— START GIVEN INFORMATION —

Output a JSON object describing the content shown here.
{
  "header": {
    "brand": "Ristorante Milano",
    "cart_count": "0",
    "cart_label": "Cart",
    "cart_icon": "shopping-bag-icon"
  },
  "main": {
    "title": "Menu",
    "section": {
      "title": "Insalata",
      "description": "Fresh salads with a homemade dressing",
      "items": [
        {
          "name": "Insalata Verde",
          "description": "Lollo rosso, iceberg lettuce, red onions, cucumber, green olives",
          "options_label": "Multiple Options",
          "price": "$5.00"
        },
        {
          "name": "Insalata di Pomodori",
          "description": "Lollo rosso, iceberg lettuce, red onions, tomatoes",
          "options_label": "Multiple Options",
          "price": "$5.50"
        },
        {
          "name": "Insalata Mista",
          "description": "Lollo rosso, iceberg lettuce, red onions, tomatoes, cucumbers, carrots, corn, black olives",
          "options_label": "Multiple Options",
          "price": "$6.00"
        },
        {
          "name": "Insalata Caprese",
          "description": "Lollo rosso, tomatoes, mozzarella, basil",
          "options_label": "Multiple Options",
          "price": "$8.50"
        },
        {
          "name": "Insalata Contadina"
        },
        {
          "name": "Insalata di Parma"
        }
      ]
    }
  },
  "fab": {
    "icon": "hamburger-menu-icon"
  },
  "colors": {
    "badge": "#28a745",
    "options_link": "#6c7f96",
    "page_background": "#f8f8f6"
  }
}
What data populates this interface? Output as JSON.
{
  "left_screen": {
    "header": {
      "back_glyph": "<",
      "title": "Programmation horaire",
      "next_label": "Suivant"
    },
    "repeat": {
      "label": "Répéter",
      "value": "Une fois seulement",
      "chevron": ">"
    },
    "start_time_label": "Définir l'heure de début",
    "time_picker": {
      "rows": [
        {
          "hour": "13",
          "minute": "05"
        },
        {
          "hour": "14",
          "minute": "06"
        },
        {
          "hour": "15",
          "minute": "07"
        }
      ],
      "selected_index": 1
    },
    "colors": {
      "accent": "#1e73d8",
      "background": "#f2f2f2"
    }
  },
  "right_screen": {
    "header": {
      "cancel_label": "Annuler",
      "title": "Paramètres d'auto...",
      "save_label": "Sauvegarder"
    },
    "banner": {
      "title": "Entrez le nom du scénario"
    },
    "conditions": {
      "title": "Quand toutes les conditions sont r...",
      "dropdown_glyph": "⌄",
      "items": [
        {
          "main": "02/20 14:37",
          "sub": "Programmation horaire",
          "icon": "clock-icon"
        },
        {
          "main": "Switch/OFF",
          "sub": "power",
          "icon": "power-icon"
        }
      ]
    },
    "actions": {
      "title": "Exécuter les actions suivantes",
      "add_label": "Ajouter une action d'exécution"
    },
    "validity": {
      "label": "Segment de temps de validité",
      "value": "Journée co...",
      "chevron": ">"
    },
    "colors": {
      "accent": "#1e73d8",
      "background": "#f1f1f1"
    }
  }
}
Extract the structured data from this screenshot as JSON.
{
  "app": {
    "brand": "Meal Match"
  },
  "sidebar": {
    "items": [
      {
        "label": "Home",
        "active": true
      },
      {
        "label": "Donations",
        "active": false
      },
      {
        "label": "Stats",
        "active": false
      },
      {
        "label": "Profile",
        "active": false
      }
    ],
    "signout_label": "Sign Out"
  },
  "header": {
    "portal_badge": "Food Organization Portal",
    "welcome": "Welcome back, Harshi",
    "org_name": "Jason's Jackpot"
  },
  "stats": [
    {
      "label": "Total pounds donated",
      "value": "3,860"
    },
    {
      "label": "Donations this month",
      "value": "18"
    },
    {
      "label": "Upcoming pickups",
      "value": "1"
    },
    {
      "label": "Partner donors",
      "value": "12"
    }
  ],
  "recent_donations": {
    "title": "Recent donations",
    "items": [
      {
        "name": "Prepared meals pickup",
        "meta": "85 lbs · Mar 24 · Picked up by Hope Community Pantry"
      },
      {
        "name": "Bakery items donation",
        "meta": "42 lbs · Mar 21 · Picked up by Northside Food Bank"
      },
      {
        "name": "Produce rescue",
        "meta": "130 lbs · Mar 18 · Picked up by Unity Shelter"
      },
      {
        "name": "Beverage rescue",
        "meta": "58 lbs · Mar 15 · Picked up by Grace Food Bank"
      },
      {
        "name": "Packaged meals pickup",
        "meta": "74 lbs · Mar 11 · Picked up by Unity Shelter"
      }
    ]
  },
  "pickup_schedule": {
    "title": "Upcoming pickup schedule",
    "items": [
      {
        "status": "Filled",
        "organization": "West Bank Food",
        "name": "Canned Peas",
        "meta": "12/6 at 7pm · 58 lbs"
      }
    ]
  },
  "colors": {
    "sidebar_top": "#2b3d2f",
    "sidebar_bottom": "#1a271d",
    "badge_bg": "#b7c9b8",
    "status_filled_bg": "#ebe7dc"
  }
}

— END GIVEN INFORMATION —

◆ EXERCISE PROMPT: Check the data for the word "Lollo" and pull out the lines that have it.

◆ RESULT FOR THIS TASK:
          "description": "Lollo rosso, iceberg lettuce, red onions, cucumber, green olives",
          "description": "Lollo rosso, iceberg lettuce, red onions, tomatoes",
          "description": "Lollo rosso, iceberg lettuce, red onions, tomatoes, cucumbers, carrots, corn, black olives",
          "description": "Lollo rosso, tomatoes, mozzarella, basil",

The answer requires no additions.